━━━ Input rows

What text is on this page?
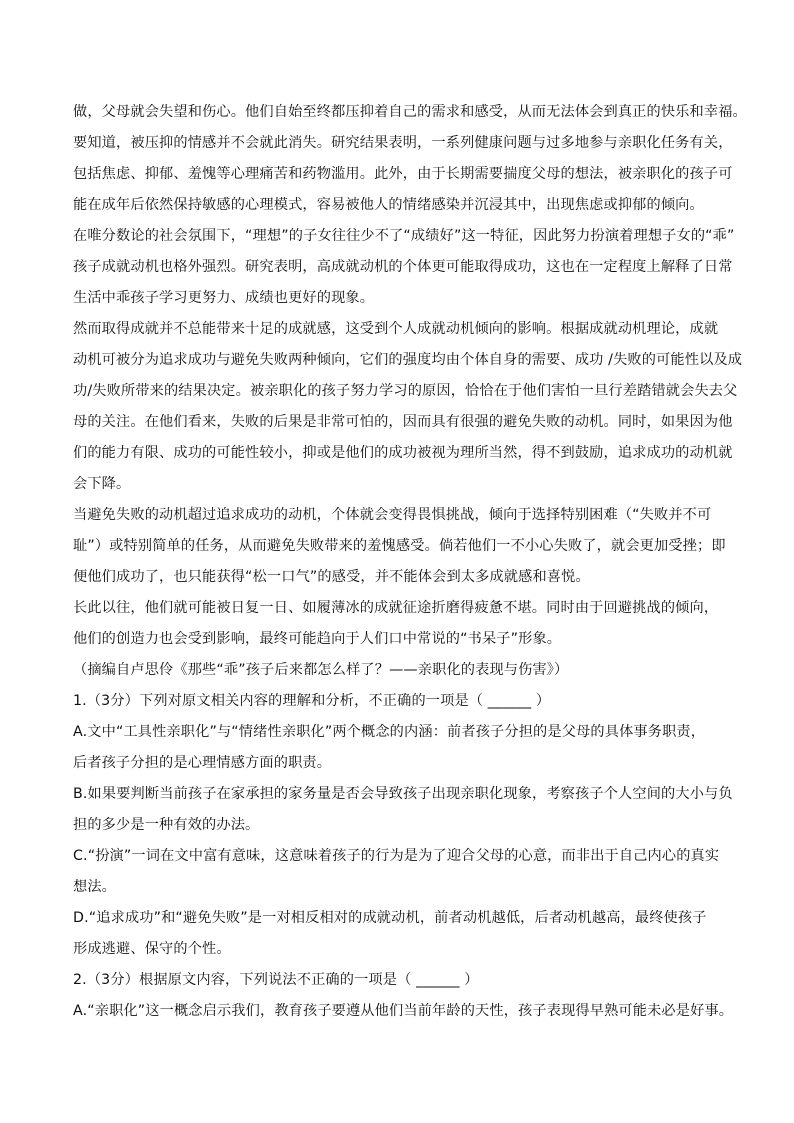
做，父母就会失望和伤心。他们自始至终都压抑着自己的需求和感受，从而无法体会到真正的快乐和幸福。

要知道，被压抑的情感并不会就此消失。研究结果表明，一系列健康问题与过多地参与亲职化任务有关，

包括焦虑、抑郁、羞愧等心理痛苦和药物滥用。此外，由于长期需要揣度父母的想法，被亲职化的孩子可

能在成年后依然保持敏感的心理模式，容易被他人的情绪感染并沉浸其中，出现焦虑或抑郁的倾向。

在唯分数论的社会氛围下，“理想”的子女往往少不了“成绩好”这一特征，因此努力扮演着理想子女的“乖”

孩子成就动机也格外强烈。研究表明，高成就动机的个体更可能取得成功，这也在一定程度上解释了日常

生活中乖孩子学习更努力、成绩也更好的现象。

然而取得成就并不总能带来十足的成就感，这受到个人成就动机倾向的影响。根据成就动机理论，成就

动机可被分为追求成功与避免失败两种倾向，它们的强度均由个体自身的需要、成功 /失败的可能性以及成

功/失败所带来的结果决定。被亲职化的孩子努力学习的原因，恰恰在于他们害怕一旦行差踏错就会失去父

母的关注。在他们看来，失败的后果是非常可怕的，因而具有很强的避免失败的动机。同时，如果因为他

们的能力有限、成功的可能性较小，抑或是他们的成功被视为理所当然，得不到鼓励，追求成功的动机就

会下降。

当避免失败的动机超过追求成功的动机，个体就会变得畏惧挑战，倾向于选择特别困难（“失败并不可

耻”）或特别简单的任务，从而避免失败带来的羞愧感受。倘若他们一不小心失败了，就会更加受挫；即

便他们成功了，也只能获得“松一口气”的感受，并不能体会到太多成就感和喜悦。

长此以往，他们就可能被日复一日、如履薄冰的成就征途折磨得疲惫不堪。同时由于回避挑战的倾向，

他们的创造力也会受到影响，最终可能趋向于人们口中常说的“书呆子”形象。

（摘编自卢思伶《那些“乖”孩子后来都怎么样了？——亲职化的表现与伤害》）

1.（3分）下列对原文相关内容的理解和分析，不正确的一项是（ ______ ）

A.文中“工具性亲职化”与“情绪性亲职化”两个概念的内涵：前者孩子分担的是父母的具体事务职责，

后者孩子分担的是心理情感方面的职责。

B.如果要判断当前孩子在家承担的家务量是否会导致孩子出现亲职化现象，考察孩子个人空间的大小与负

担的多少是一种有效的办法。

C.“扮演”一词在文中富有意味，这意味着孩子的行为是为了迎合父母的心意，而非出于自己内心的真实

想法。

D.“追求成功”和“避免失败”是一对相反相对的成就动机，前者动机越低，后者动机越高，最终使孩子

形成逃避、保守的个性。

2.（3分）根据原文内容，下列说法不正确的一项是（ ______ ）

A.“亲职化”这一概念启示我们，教育孩子要遵从他们当前年龄的天性，孩子表现得早熟可能未必是好事。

━━━━━━

Goal:
Reproduce all entries without any change, and omit the pictures.

Solution to the exercise:
What text is on this page?
做，父母就会失望和伤心。他们自始至终都压抑着自己的需求和感受，从而无法体会到真正的快乐和幸福。

要知道，被压抑的情感并不会就此消失。研究结果表明，一系列健康问题与过多地参与亲职化任务有关，

包括焦虑、抑郁、羞愧等心理痛苦和药物滥用。此外，由于长期需要揣度父母的想法，被亲职化的孩子可

能在成年后依然保持敏感的心理模式，容易被他人的情绪感染并沉浸其中，出现焦虑或抑郁的倾向。

在唯分数论的社会氛围下，“理想”的子女往往少不了“成绩好”这一特征，因此努力扮演着理想子女的“乖”

孩子成就动机也格外强烈。研究表明，高成就动机的个体更可能取得成功，这也在一定程度上解释了日常

生活中乖孩子学习更努力、成绩也更好的现象。

然而取得成就并不总能带来十足的成就感，这受到个人成就动机倾向的影响。根据成就动机理论，成就

动机可被分为追求成功与避免失败两种倾向，它们的强度均由个体自身的需要、成功 /失败的可能性以及成

功/失败所带来的结果决定。被亲职化的孩子努力学习的原因，恰恰在于他们害怕一旦行差踏错就会失去父

母的关注。在他们看来，失败的后果是非常可怕的，因而具有很强的避免失败的动机。同时，如果因为他

们的能力有限、成功的可能性较小，抑或是他们的成功被视为理所当然，得不到鼓励，追求成功的动机就

会下降。

当避免失败的动机超过追求成功的动机，个体就会变得畏惧挑战，倾向于选择特别困难（“失败并不可

耻”）或特别简单的任务，从而避免失败带来的羞愧感受。倘若他们一不小心失败了，就会更加受挫；即

便他们成功了，也只能获得“松一口气”的感受，并不能体会到太多成就感和喜悦。

长此以往，他们就可能被日复一日、如履薄冰的成就征途折磨得疲惫不堪。同时由于回避挑战的倾向，

他们的创造力也会受到影响，最终可能趋向于人们口中常说的“书呆子”形象。

（摘编自卢思伶《那些“乖”孩子后来都怎么样了？——亲职化的表现与伤害》）

1.（3分）下列对原文相关内容的理解和分析，不正确的一项是（ ______ ）

A.文中“工具性亲职化”与“情绪性亲职化”两个概念的内涵：前者孩子分担的是父母的具体事务职责，

后者孩子分担的是心理情感方面的职责。

B.如果要判断当前孩子在家承担的家务量是否会导致孩子出现亲职化现象，考察孩子个人空间的大小与负

担的多少是一种有效的办法。

C.“扮演”一词在文中富有意味，这意味着孩子的行为是为了迎合父母的心意，而非出于自己内心的真实

想法。

D.“追求成功”和“避免失败”是一对相反相对的成就动机，前者动机越低，后者动机越高，最终使孩子

形成逃避、保守的个性。

2.（3分）根据原文内容，下列说法不正确的一项是（ ______ ）

A.“亲职化”这一概念启示我们，教育孩子要遵从他们当前年龄的天性，孩子表现得早熟可能未必是好事。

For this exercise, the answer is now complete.